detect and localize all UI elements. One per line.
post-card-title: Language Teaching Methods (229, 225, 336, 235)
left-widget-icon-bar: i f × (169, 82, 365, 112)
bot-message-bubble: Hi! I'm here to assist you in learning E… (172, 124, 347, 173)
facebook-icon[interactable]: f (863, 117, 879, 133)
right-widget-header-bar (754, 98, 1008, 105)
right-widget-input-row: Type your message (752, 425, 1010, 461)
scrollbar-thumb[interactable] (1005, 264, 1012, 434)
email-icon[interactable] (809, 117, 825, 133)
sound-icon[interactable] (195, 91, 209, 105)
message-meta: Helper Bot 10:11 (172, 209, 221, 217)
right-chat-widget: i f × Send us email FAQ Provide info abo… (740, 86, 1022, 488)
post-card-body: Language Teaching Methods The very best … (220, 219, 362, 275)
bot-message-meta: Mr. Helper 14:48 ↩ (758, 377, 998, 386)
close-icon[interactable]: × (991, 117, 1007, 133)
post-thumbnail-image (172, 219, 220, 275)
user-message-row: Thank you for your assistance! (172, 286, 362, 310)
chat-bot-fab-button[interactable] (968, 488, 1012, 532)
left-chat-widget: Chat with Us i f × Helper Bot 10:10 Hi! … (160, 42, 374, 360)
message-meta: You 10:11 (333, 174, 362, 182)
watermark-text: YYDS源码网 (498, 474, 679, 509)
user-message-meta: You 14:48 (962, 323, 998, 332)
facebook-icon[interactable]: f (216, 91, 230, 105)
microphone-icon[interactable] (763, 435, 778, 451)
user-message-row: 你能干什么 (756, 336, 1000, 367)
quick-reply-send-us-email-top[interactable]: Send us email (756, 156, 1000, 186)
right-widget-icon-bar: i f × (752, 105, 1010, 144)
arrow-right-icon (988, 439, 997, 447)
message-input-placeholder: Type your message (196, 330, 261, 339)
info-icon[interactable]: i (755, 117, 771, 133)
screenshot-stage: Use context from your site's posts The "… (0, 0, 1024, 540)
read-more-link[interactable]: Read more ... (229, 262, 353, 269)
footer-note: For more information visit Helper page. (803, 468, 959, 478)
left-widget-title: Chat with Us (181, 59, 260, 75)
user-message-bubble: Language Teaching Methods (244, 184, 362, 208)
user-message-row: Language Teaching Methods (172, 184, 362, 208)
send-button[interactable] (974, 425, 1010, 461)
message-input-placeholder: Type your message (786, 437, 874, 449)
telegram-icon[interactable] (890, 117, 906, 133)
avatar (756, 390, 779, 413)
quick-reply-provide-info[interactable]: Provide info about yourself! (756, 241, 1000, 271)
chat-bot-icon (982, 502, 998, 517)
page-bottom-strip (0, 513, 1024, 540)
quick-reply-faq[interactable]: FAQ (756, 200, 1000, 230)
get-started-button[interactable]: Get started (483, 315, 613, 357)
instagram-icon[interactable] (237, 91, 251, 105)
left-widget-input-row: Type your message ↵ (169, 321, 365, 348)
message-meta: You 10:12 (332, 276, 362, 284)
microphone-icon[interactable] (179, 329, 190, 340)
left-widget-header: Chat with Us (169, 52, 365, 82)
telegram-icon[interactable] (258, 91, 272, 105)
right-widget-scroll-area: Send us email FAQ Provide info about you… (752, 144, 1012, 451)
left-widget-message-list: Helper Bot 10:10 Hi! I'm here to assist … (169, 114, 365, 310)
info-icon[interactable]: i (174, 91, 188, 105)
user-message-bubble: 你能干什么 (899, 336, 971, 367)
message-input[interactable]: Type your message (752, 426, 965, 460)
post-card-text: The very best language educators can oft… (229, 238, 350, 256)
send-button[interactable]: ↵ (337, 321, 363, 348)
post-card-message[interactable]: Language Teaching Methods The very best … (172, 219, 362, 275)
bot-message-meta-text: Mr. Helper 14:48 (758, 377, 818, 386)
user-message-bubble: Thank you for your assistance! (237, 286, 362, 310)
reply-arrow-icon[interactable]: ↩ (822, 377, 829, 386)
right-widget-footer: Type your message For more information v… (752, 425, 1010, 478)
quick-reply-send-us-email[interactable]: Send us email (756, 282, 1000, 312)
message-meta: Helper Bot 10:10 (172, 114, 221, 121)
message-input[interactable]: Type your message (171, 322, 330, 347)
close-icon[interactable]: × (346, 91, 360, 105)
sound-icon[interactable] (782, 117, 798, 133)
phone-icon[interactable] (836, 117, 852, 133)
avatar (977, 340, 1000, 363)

::::::

Give the lines of the items above as a numbered list, leaving out any blank lines.

1. detect and localize all UI elements. One per line.
2. post-card-title: Language Teaching Methods (229, 225, 336, 235)
3. left-widget-icon-bar: i f × (169, 82, 365, 112)
4. bot-message-bubble: Hi! I'm here to assist you in learning E… (172, 124, 347, 173)
5. facebook-icon[interactable]: f (863, 117, 879, 133)
6. right-widget-header-bar (754, 98, 1008, 105)
7. right-widget-input-row: Type your message (752, 425, 1010, 461)
8. scrollbar-thumb[interactable] (1005, 264, 1012, 434)
9. email-icon[interactable] (809, 117, 825, 133)
10. sound-icon[interactable] (195, 91, 209, 105)
11. message-meta: Helper Bot 10:11 (172, 209, 221, 217)
12. right-chat-widget: i f × Send us email FAQ Provide info abo… (740, 86, 1022, 488)
13. post-card-body: Language Teaching Methods The very best … (220, 219, 362, 275)
14. bot-message-meta: Mr. Helper 14:48 ↩ (758, 377, 998, 386)
15. close-icon[interactable]: × (991, 117, 1007, 133)
16. post-thumbnail-image (172, 219, 220, 275)
17. user-message-row: Thank you for your assistance! (172, 286, 362, 310)
18. chat-bot-fab-button[interactable] (968, 488, 1012, 532)
19. left-chat-widget: Chat with Us i f × Helper Bot 10:10 Hi! … (160, 42, 374, 360)
20. message-meta: You 10:11 (333, 174, 362, 182)
21. watermark-text: YYDS源码网 (498, 474, 679, 509)
22. user-message-meta: You 14:48 (962, 323, 998, 332)
23. facebook-icon[interactable]: f (216, 91, 230, 105)
24. microphone-icon[interactable] (763, 435, 778, 451)
25. user-message-row: 你能干什么 (756, 336, 1000, 367)
26. quick-reply-send-us-email-top[interactable]: Send us email (756, 156, 1000, 186)
27. right-widget-icon-bar: i f × (752, 105, 1010, 144)
28. arrow-right-icon (988, 439, 997, 447)
29. message-input-placeholder: Type your message (196, 330, 261, 339)
30. info-icon[interactable]: i (755, 117, 771, 133)
31. screenshot-stage: Use context from your site's posts The "… (0, 0, 1024, 540)
32. read-more-link[interactable]: Read more ... (229, 262, 353, 269)
33. footer-note: For more information visit Helper page. (803, 468, 959, 478)
34. left-widget-title: Chat with Us (181, 59, 260, 75)
35. user-message-bubble: Language Teaching Methods (244, 184, 362, 208)
36. user-message-row: Language Teaching Methods (172, 184, 362, 208)
37. send-button[interactable] (974, 425, 1010, 461)
38. message-input-placeholder: Type your message (786, 437, 874, 449)
39. telegram-icon[interactable] (890, 117, 906, 133)
40. avatar (756, 390, 779, 413)
41. quick-reply-provide-info[interactable]: Provide info about yourself! (756, 241, 1000, 271)
42. chat-bot-icon (982, 502, 998, 517)
43. page-bottom-strip (0, 513, 1024, 540)
44. quick-reply-faq[interactable]: FAQ (756, 200, 1000, 230)
45. get-started-button[interactable]: Get started (483, 315, 613, 357)
46. instagram-icon[interactable] (237, 91, 251, 105)
47. left-widget-input-row: Type your message ↵ (169, 321, 365, 348)
48. message-meta: You 10:12 (332, 276, 362, 284)
49. microphone-icon[interactable] (179, 329, 190, 340)
50. left-widget-header: Chat with Us (169, 52, 365, 82)
51. telegram-icon[interactable] (258, 91, 272, 105)
52. right-widget-scroll-area: Send us email FAQ Provide info about you… (752, 144, 1012, 451)
53. left-widget-message-list: Helper Bot 10:10 Hi! I'm here to assist … (169, 114, 365, 310)
54. info-icon[interactable]: i (174, 91, 188, 105)
55. user-message-bubble: 你能干什么 (899, 336, 971, 367)
56. message-input[interactable]: Type your message (752, 426, 965, 460)
57. post-card-text: The very best language educators can oft… (229, 238, 350, 256)
58. send-button[interactable]: ↵ (337, 321, 363, 348)
59. post-card-message[interactable]: Language Teaching Methods The very best … (172, 219, 362, 275)
60. bot-message-meta-text: Mr. Helper 14:48 (758, 377, 818, 386)
61. user-message-bubble: Thank you for your assistance! (237, 286, 362, 310)
62. reply-arrow-icon[interactable]: ↩ (822, 377, 829, 386)
63. right-widget-footer: Type your message For more information v… (752, 425, 1010, 478)
64. quick-reply-send-us-email[interactable]: Send us email (756, 282, 1000, 312)
65. message-meta: Helper Bot 10:10 (172, 114, 221, 121)
66. message-input[interactable]: Type your message (171, 322, 330, 347)
67. close-icon[interactable]: × (346, 91, 360, 105)
68. sound-icon[interactable] (782, 117, 798, 133)
69. phone-icon[interactable] (836, 117, 852, 133)
70. avatar (977, 340, 1000, 363)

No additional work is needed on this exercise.